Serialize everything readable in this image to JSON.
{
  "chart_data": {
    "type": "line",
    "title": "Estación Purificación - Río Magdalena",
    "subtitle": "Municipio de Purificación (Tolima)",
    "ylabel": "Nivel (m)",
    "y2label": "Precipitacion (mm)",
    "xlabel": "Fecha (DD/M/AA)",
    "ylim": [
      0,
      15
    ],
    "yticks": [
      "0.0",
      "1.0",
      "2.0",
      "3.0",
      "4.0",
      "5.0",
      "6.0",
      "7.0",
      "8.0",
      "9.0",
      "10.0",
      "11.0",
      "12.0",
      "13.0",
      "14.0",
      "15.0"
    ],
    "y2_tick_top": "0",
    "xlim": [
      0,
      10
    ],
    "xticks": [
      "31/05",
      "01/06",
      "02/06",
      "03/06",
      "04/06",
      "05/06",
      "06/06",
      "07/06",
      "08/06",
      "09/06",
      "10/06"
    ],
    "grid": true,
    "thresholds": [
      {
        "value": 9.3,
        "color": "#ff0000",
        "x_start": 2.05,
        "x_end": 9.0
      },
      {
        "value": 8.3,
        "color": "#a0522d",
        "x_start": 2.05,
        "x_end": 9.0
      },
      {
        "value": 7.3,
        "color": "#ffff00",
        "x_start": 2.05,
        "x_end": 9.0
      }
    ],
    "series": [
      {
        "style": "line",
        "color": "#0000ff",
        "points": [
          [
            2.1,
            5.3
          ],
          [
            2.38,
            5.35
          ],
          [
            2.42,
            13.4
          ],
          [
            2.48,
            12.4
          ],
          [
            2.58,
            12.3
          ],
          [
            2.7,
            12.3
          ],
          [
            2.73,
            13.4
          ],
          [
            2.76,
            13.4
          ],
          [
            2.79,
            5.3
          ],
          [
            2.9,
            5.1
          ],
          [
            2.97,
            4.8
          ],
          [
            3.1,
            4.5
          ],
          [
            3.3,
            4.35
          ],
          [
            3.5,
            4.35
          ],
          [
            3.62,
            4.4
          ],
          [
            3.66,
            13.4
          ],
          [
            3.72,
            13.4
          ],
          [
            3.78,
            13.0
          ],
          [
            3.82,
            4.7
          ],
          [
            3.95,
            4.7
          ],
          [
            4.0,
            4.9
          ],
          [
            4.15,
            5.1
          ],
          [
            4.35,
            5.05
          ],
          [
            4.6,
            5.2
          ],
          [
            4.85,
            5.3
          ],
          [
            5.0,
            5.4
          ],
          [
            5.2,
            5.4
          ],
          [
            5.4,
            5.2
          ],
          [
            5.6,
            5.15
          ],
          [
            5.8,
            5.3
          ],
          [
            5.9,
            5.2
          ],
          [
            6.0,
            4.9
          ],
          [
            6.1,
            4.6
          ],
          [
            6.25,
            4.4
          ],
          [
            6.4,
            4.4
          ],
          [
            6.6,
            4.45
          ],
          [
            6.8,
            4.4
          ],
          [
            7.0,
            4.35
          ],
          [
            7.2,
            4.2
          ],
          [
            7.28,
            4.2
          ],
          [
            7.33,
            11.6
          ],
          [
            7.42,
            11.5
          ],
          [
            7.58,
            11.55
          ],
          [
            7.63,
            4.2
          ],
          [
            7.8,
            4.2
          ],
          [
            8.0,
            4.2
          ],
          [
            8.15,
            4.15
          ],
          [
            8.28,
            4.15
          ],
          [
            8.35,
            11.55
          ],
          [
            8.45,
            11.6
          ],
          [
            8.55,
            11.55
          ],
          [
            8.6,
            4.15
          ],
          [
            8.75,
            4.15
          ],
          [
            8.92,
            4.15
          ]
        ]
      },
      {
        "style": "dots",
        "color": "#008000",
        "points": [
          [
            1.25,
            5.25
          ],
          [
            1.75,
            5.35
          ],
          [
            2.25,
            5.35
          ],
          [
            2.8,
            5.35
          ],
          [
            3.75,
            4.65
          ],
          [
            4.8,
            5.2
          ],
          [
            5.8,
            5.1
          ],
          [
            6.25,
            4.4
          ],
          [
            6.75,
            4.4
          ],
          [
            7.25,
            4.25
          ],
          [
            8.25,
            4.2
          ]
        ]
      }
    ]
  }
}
++++++
## WHAT YOU SHOULD DO
Find all the lines containing "color" in the material, then copy them.

## SOLUTION
        "color": "#ff0000",
        "color": "#a0522d",
        "color": "#ffff00",
        "color": "#0000ff",
        "color": "#008000",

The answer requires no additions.